From the entries below, copy every line holding the word "fort".

==== ENTRIES ====

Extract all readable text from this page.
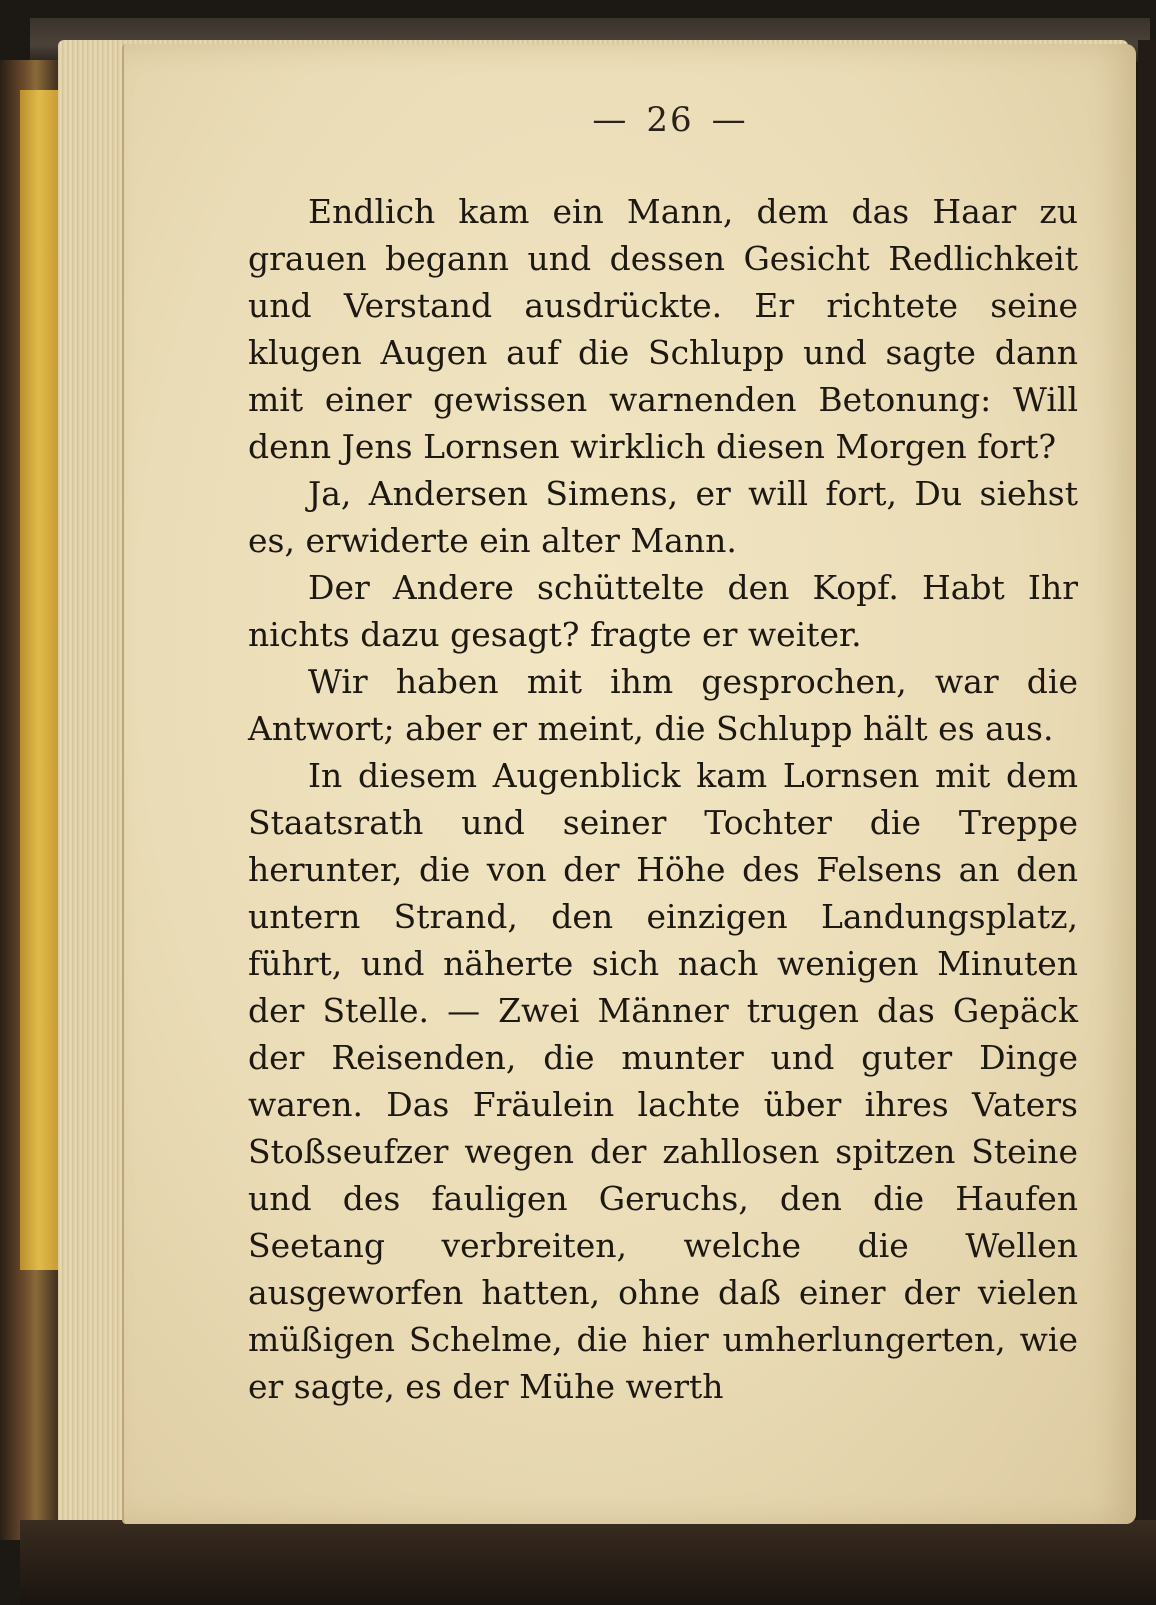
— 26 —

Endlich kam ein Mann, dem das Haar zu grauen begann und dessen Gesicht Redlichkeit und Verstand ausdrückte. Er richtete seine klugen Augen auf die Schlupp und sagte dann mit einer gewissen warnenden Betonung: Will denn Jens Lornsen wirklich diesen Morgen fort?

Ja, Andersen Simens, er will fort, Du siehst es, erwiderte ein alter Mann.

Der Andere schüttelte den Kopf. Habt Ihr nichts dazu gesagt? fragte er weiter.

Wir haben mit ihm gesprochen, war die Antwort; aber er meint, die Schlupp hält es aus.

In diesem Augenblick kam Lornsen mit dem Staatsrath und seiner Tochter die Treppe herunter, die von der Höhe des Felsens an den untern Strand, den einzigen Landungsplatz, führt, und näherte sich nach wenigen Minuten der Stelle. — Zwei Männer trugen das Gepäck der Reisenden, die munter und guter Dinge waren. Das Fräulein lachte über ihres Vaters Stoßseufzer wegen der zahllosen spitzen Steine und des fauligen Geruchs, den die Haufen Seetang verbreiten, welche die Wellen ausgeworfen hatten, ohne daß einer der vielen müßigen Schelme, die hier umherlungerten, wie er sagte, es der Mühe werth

====

#### WRITTEN RESPONSE:
Endlich kam ein Mann, dem das Haar zu grauen begann und dessen Gesicht Redlichkeit und Verstand ausdrückte. Er richtete seine klugen Augen auf die Schlupp und sagte dann mit einer gewissen warnenden Betonung: Will denn Jens Lornsen wirklich diesen Morgen fort?
Ja, Andersen Simens, er will fort, Du siehst es, erwiderte ein alter Mann.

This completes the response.